| DIRECTION |
Count lines holding the word "screenshot". Only the number is wanted.

| DATA ROWS |

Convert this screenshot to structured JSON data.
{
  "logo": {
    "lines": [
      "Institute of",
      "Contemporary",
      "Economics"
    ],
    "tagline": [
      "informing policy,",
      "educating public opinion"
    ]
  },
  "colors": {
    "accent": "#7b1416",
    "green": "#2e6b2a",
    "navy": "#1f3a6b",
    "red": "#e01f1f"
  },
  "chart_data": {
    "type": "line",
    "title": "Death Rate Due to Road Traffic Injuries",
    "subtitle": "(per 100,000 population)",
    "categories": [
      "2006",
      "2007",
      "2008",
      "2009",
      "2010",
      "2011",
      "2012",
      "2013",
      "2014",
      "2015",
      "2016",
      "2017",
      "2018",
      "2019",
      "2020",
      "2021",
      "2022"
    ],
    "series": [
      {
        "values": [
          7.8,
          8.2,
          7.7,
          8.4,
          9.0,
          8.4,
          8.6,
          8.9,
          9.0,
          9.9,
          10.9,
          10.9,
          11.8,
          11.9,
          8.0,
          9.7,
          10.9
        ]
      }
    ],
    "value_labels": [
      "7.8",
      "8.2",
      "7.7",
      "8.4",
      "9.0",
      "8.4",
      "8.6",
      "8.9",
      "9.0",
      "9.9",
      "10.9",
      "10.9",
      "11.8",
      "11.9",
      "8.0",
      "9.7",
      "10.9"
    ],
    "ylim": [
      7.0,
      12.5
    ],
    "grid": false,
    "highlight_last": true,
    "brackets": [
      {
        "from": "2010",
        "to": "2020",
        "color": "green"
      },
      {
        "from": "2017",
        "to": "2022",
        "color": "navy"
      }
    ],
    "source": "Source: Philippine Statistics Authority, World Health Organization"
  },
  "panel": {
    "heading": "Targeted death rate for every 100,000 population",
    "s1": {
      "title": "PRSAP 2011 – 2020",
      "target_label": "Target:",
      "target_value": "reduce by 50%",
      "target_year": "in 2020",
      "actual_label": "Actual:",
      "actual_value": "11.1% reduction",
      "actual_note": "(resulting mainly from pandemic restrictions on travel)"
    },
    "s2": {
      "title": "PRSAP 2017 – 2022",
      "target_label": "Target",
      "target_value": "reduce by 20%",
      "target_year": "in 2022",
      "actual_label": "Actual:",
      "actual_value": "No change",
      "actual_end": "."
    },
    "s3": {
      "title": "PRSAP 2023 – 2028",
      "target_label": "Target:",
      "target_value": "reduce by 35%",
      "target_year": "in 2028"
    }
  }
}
...
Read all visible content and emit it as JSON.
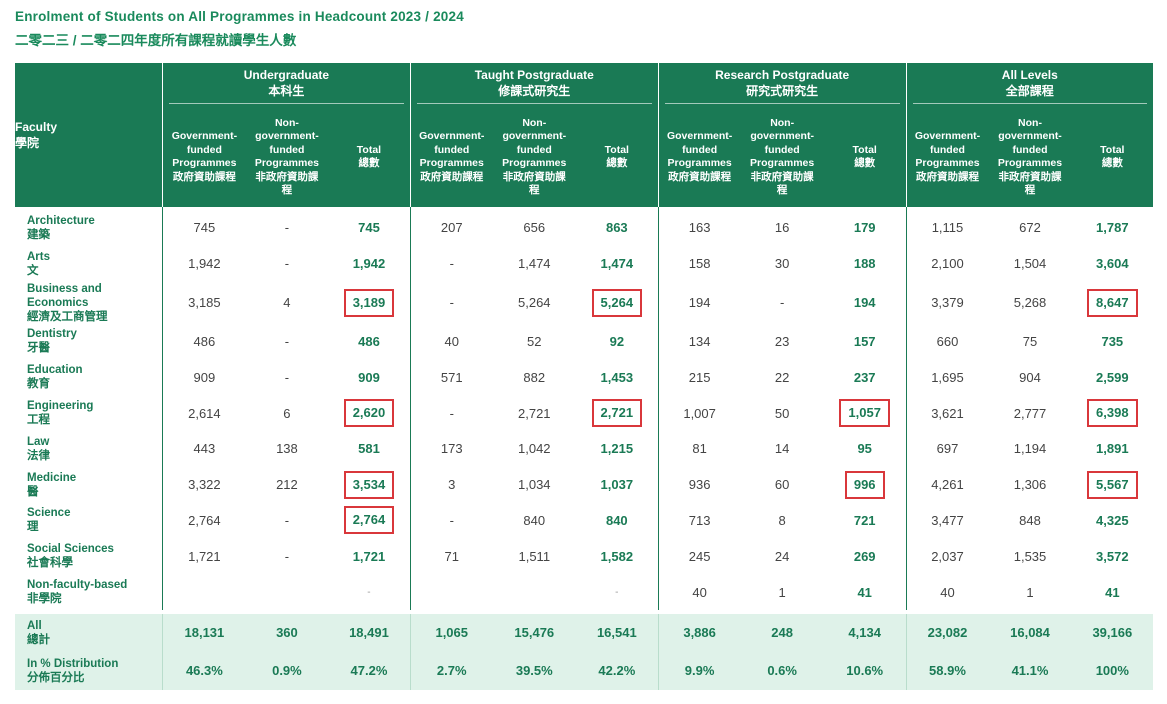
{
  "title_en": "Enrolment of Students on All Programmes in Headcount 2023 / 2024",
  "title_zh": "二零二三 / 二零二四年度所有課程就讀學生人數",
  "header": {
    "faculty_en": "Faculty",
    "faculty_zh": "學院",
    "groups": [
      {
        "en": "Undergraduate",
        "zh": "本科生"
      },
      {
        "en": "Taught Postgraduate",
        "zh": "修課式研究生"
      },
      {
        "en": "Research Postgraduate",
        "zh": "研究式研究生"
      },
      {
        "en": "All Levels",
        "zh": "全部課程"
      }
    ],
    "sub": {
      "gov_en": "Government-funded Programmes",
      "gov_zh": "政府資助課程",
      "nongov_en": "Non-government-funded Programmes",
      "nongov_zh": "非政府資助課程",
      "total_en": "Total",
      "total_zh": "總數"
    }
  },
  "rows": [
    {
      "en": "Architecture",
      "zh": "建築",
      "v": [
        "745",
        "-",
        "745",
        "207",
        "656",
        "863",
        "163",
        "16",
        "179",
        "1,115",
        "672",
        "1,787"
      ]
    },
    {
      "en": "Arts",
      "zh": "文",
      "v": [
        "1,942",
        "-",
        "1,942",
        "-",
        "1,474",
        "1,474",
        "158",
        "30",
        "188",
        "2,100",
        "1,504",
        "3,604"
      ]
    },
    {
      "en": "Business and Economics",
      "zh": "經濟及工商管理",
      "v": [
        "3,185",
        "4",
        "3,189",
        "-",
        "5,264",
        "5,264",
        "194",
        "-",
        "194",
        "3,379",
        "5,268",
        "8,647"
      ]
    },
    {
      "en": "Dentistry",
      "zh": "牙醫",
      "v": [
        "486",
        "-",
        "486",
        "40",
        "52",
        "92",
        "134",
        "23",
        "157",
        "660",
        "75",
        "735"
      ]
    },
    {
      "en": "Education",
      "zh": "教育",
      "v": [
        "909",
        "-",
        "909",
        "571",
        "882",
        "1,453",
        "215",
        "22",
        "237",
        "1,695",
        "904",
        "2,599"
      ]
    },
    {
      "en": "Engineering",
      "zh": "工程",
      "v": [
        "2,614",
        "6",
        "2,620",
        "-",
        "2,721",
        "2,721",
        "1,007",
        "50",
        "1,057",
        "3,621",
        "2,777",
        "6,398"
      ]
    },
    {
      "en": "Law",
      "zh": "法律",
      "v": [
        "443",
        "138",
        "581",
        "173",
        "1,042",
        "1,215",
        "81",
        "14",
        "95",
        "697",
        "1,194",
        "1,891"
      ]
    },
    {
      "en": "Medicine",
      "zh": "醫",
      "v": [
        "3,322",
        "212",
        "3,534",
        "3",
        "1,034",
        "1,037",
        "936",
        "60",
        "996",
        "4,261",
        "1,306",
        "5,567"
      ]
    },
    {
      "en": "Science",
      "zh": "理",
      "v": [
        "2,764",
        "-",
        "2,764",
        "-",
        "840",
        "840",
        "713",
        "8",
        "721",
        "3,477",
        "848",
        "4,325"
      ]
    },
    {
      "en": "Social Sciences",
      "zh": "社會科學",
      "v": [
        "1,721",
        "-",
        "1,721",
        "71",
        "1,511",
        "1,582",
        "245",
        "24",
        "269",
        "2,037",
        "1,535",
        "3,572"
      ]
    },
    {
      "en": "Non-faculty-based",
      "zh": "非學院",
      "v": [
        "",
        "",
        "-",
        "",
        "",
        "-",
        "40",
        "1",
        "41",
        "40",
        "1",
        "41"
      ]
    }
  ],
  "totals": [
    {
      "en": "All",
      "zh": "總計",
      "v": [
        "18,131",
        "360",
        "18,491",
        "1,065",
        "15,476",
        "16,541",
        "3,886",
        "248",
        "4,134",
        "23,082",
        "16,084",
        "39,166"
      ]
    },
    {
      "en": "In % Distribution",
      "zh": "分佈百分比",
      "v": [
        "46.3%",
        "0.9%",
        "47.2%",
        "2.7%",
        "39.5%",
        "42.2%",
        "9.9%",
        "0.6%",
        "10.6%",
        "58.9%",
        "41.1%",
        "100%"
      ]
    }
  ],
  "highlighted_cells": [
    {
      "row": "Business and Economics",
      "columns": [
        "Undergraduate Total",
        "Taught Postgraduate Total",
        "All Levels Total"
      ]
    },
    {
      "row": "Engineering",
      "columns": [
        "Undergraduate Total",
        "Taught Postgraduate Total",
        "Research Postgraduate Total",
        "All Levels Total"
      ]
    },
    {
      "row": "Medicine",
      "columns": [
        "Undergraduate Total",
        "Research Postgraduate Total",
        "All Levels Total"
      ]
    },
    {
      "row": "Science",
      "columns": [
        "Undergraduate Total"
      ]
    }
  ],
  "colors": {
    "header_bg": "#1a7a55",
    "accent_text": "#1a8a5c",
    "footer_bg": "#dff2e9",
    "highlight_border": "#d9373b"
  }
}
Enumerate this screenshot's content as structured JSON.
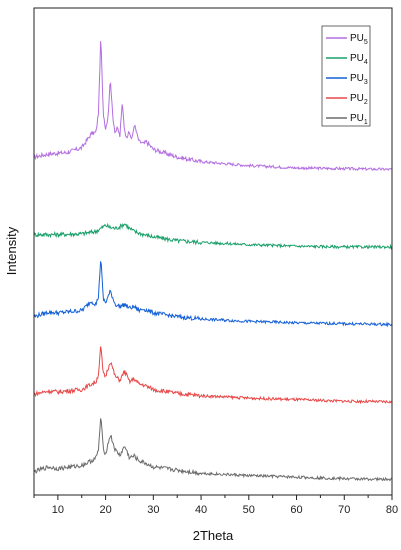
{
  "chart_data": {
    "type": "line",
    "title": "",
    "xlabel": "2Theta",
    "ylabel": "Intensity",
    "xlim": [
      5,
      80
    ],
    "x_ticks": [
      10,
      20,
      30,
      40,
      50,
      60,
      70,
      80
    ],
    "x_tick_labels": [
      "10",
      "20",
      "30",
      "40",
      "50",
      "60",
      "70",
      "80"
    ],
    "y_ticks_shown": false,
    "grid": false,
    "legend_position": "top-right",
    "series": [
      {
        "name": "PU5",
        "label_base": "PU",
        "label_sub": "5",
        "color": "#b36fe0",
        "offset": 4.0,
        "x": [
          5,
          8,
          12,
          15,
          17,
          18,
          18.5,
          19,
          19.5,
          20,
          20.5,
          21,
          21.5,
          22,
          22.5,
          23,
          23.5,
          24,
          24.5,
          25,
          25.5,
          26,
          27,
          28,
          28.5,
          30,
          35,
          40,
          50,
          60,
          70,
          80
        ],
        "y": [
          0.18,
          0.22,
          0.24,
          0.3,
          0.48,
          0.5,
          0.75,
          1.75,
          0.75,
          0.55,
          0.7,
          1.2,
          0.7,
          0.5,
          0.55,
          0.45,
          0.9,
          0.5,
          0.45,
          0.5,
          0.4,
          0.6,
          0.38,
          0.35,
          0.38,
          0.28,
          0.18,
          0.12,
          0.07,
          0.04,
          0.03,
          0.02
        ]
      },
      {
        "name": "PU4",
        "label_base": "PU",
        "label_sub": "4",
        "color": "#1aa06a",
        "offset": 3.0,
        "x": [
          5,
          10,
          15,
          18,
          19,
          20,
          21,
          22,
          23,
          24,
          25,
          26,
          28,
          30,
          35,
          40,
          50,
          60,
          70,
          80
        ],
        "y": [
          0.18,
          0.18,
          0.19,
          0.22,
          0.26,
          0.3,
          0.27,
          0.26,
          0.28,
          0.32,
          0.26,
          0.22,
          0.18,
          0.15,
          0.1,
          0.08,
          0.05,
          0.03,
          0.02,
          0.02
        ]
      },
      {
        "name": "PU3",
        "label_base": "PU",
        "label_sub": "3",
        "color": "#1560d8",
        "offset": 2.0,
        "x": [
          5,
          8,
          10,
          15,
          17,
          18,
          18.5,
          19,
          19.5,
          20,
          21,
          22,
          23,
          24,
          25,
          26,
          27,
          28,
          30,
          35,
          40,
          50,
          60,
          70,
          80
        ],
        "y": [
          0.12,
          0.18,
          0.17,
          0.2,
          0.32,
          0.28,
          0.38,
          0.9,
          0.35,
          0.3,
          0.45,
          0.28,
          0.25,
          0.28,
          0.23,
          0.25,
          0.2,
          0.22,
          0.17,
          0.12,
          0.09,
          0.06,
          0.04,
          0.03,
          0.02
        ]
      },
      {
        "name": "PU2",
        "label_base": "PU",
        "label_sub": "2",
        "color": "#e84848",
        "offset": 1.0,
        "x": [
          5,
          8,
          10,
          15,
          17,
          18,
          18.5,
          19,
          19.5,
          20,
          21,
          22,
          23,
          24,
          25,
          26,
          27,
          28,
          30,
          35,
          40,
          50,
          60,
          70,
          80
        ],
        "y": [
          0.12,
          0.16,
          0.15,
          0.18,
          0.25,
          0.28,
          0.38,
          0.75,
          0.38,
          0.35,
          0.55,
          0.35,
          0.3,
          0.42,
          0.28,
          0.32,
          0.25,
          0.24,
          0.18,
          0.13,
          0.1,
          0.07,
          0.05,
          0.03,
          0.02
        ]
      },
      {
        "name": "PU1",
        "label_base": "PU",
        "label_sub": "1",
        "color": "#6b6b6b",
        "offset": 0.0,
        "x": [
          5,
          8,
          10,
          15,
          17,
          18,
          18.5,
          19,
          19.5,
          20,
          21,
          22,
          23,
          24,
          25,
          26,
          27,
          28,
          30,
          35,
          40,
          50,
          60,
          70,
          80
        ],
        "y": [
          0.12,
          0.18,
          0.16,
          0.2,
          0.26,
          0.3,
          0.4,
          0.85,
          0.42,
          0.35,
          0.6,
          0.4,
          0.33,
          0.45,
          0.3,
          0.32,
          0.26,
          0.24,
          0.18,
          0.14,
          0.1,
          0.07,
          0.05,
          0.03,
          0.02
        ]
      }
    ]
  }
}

| CORRECT ANSWER |
2